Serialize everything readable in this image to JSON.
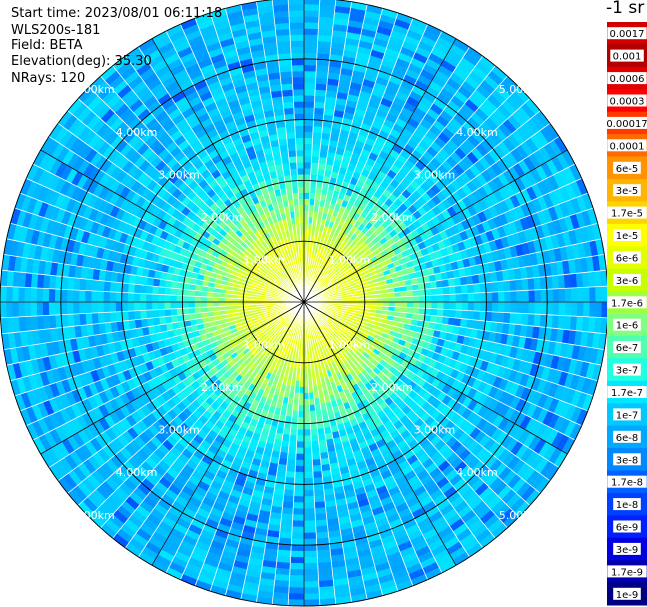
{
  "info": {
    "start_time": "Start time: 2023/08/01 06:11:18",
    "instrument": "WLS200s-181",
    "field": "Field: BETA",
    "elevation": "Elevation(deg): 35.30",
    "nrays": "NRays: 120"
  },
  "colorbar": {
    "title": "-1 sr",
    "labels": [
      "0.0017",
      "0.001",
      "0.0006",
      "0.0003",
      "0.00017",
      "0.0001",
      "6e-5",
      "3e-5",
      "1.7e-5",
      "1e-5",
      "6e-6",
      "3e-6",
      "1.7e-6",
      "1e-6",
      "6e-7",
      "3e-7",
      "1.7e-7",
      "1e-7",
      "6e-8",
      "3e-8",
      "1.7e-8",
      "1e-8",
      "6e-9",
      "3e-9",
      "1.7e-9",
      "1e-9"
    ],
    "colors": [
      "#d00000",
      "#b00000",
      "#e00000",
      "#ff0000",
      "#ff3a00",
      "#ff6a00",
      "#ff9400",
      "#ffb400",
      "#ffd400",
      "#ffff00",
      "#e6ff00",
      "#c8ff00",
      "#a0ff40",
      "#80ff80",
      "#50ffb0",
      "#20ffe0",
      "#00e8ff",
      "#00c8ff",
      "#00a8ff",
      "#0088ff",
      "#0060ff",
      "#0040ff",
      "#0020ff",
      "#0000e0",
      "#0000b0",
      "#000080"
    ]
  },
  "chart_data": {
    "type": "heatmap",
    "projection": "polar PPI",
    "field": "BETA",
    "nrays": 120,
    "max_range_km": 5.0,
    "range_rings_km": [
      1,
      2,
      3,
      4,
      5
    ],
    "ring_labels": [
      "1.00km",
      "2.00km",
      "3.00km",
      "4.00km",
      "5.00km"
    ],
    "radial_spokes": 12,
    "value_profile": [
      {
        "range_km": 0.0,
        "beta": 3e-06
      },
      {
        "range_km": 1.0,
        "beta": 1.7e-06
      },
      {
        "range_km": 1.8,
        "beta": 3e-07
      },
      {
        "range_km": 2.5,
        "beta": 1e-07
      },
      {
        "range_km": 3.5,
        "beta": 6e-08
      },
      {
        "range_km": 5.0,
        "beta": 6e-08
      }
    ]
  }
}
☆ ☆ ☆ ☆ ☆
### [TASK TO COMPLETE]
Take the data above and repeat it exactly, leaving each picture out.

### [ANSWER TO THE EXERCISE]
Serialize everything readable in this image to JSON.
{
  "info": {
    "start_time": "Start time: 2023/08/01 06:11:18",
    "instrument": "WLS200s-181",
    "field": "Field: BETA",
    "elevation": "Elevation(deg): 35.30",
    "nrays": "NRays: 120"
  },
  "colorbar": {
    "title": "-1 sr",
    "labels": [
      "0.0017",
      "0.001",
      "0.0006",
      "0.0003",
      "0.00017",
      "0.0001",
      "6e-5",
      "3e-5",
      "1.7e-5",
      "1e-5",
      "6e-6",
      "3e-6",
      "1.7e-6",
      "1e-6",
      "6e-7",
      "3e-7",
      "1.7e-7",
      "1e-7",
      "6e-8",
      "3e-8",
      "1.7e-8",
      "1e-8",
      "6e-9",
      "3e-9",
      "1.7e-9",
      "1e-9"
    ],
    "colors": [
      "#d00000",
      "#b00000",
      "#e00000",
      "#ff0000",
      "#ff3a00",
      "#ff6a00",
      "#ff9400",
      "#ffb400",
      "#ffd400",
      "#ffff00",
      "#e6ff00",
      "#c8ff00",
      "#a0ff40",
      "#80ff80",
      "#50ffb0",
      "#20ffe0",
      "#00e8ff",
      "#00c8ff",
      "#00a8ff",
      "#0088ff",
      "#0060ff",
      "#0040ff",
      "#0020ff",
      "#0000e0",
      "#0000b0",
      "#000080"
    ]
  },
  "chart_data": {
    "type": "heatmap",
    "projection": "polar PPI",
    "field": "BETA",
    "nrays": 120,
    "max_range_km": 5.0,
    "range_rings_km": [
      1,
      2,
      3,
      4,
      5
    ],
    "ring_labels": [
      "1.00km",
      "2.00km",
      "3.00km",
      "4.00km",
      "5.00km"
    ],
    "radial_spokes": 12,
    "value_profile": [
      {
        "range_km": 0.0,
        "beta": 3e-06
      },
      {
        "range_km": 1.0,
        "beta": 1.7e-06
      },
      {
        "range_km": 1.8,
        "beta": 3e-07
      },
      {
        "range_km": 2.5,
        "beta": 1e-07
      },
      {
        "range_km": 3.5,
        "beta": 6e-08
      },
      {
        "range_km": 5.0,
        "beta": 6e-08
      }
    ]
  }
}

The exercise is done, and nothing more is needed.